> [Exercise aim]: Set down each line of the data below exactly as it stands, dropping the pictures.

BEGIN Dataset entries

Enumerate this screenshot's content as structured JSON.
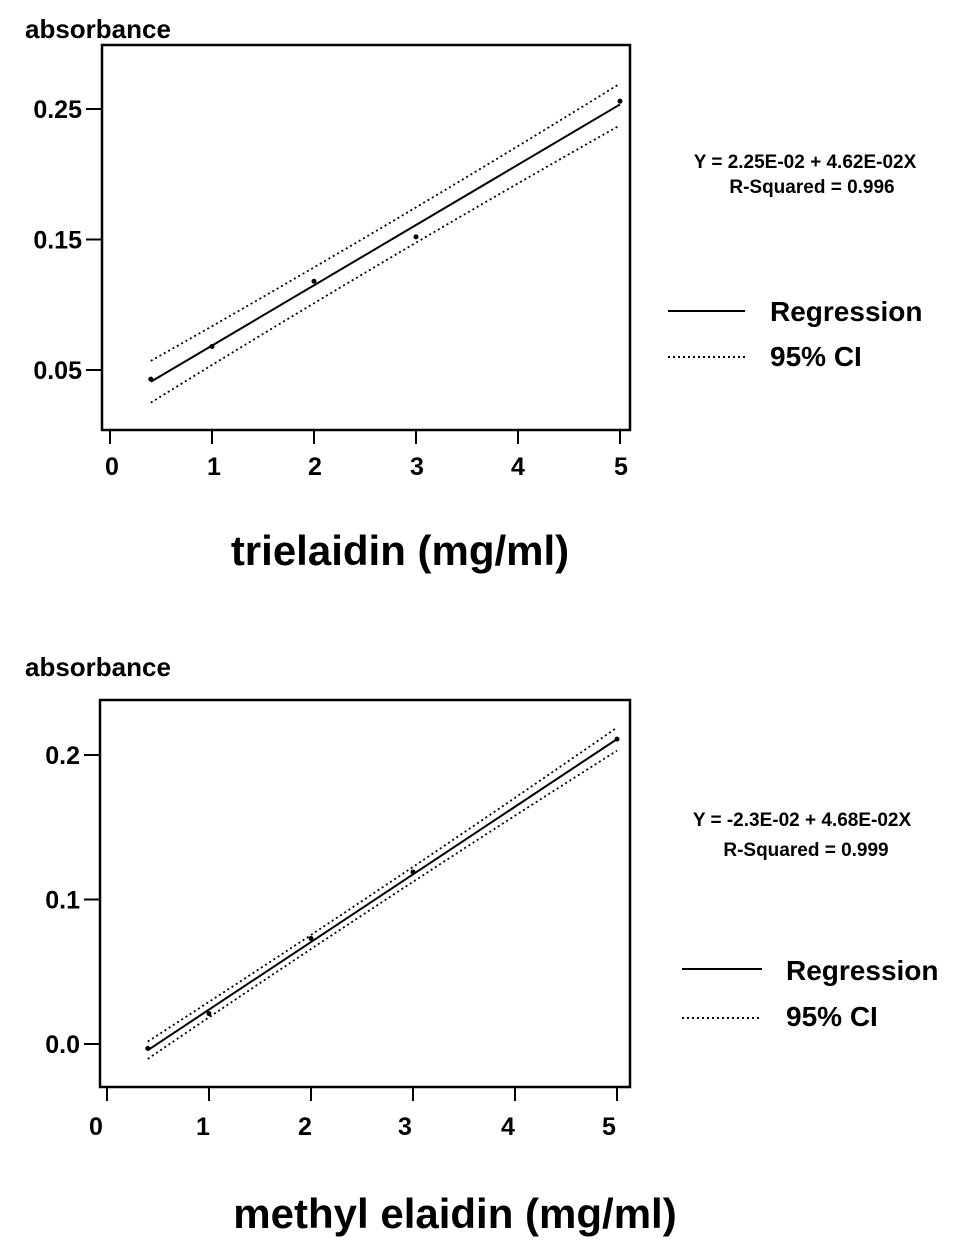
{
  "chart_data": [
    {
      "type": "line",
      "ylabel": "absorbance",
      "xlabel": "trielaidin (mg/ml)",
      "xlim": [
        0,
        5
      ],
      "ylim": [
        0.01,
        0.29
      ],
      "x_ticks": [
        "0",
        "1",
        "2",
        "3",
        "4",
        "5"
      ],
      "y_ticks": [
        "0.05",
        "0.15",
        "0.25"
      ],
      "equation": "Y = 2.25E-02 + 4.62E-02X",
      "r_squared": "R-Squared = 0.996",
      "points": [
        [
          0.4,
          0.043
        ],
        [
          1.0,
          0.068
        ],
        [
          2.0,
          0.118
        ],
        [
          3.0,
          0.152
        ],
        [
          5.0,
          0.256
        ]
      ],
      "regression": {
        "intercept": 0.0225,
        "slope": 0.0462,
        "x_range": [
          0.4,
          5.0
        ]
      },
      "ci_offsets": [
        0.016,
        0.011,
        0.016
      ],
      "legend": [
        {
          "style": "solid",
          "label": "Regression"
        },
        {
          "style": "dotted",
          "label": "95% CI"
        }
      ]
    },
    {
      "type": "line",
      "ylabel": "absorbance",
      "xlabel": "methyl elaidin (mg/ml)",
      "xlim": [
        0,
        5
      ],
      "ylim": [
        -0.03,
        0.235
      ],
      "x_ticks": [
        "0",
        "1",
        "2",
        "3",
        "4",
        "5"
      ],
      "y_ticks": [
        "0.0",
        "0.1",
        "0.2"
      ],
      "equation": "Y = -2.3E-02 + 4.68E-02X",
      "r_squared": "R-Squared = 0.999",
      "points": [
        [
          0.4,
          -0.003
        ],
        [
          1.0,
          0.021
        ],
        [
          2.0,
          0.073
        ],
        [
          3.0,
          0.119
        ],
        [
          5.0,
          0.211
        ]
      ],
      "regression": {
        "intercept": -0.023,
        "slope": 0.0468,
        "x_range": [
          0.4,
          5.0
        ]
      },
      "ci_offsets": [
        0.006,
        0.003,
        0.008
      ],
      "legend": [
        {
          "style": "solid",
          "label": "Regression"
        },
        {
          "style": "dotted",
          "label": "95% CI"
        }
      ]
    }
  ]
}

END Dataset entries

> [Correct result]:
Enumerate this screenshot's content as structured JSON.
{
  "chart_data": [
    {
      "type": "line",
      "ylabel": "absorbance",
      "xlabel": "trielaidin (mg/ml)",
      "xlim": [
        0,
        5
      ],
      "ylim": [
        0.01,
        0.29
      ],
      "x_ticks": [
        "0",
        "1",
        "2",
        "3",
        "4",
        "5"
      ],
      "y_ticks": [
        "0.05",
        "0.15",
        "0.25"
      ],
      "equation": "Y = 2.25E-02 + 4.62E-02X",
      "r_squared": "R-Squared = 0.996",
      "points": [
        [
          0.4,
          0.043
        ],
        [
          1.0,
          0.068
        ],
        [
          2.0,
          0.118
        ],
        [
          3.0,
          0.152
        ],
        [
          5.0,
          0.256
        ]
      ],
      "regression": {
        "intercept": 0.0225,
        "slope": 0.0462,
        "x_range": [
          0.4,
          5.0
        ]
      },
      "ci_offsets": [
        0.016,
        0.011,
        0.016
      ],
      "legend": [
        {
          "style": "solid",
          "label": "Regression"
        },
        {
          "style": "dotted",
          "label": "95% CI"
        }
      ]
    },
    {
      "type": "line",
      "ylabel": "absorbance",
      "xlabel": "methyl elaidin (mg/ml)",
      "xlim": [
        0,
        5
      ],
      "ylim": [
        -0.03,
        0.235
      ],
      "x_ticks": [
        "0",
        "1",
        "2",
        "3",
        "4",
        "5"
      ],
      "y_ticks": [
        "0.0",
        "0.1",
        "0.2"
      ],
      "equation": "Y = -2.3E-02 + 4.68E-02X",
      "r_squared": "R-Squared = 0.999",
      "points": [
        [
          0.4,
          -0.003
        ],
        [
          1.0,
          0.021
        ],
        [
          2.0,
          0.073
        ],
        [
          3.0,
          0.119
        ],
        [
          5.0,
          0.211
        ]
      ],
      "regression": {
        "intercept": -0.023,
        "slope": 0.0468,
        "x_range": [
          0.4,
          5.0
        ]
      },
      "ci_offsets": [
        0.006,
        0.003,
        0.008
      ],
      "legend": [
        {
          "style": "solid",
          "label": "Regression"
        },
        {
          "style": "dotted",
          "label": "95% CI"
        }
      ]
    }
  ]
}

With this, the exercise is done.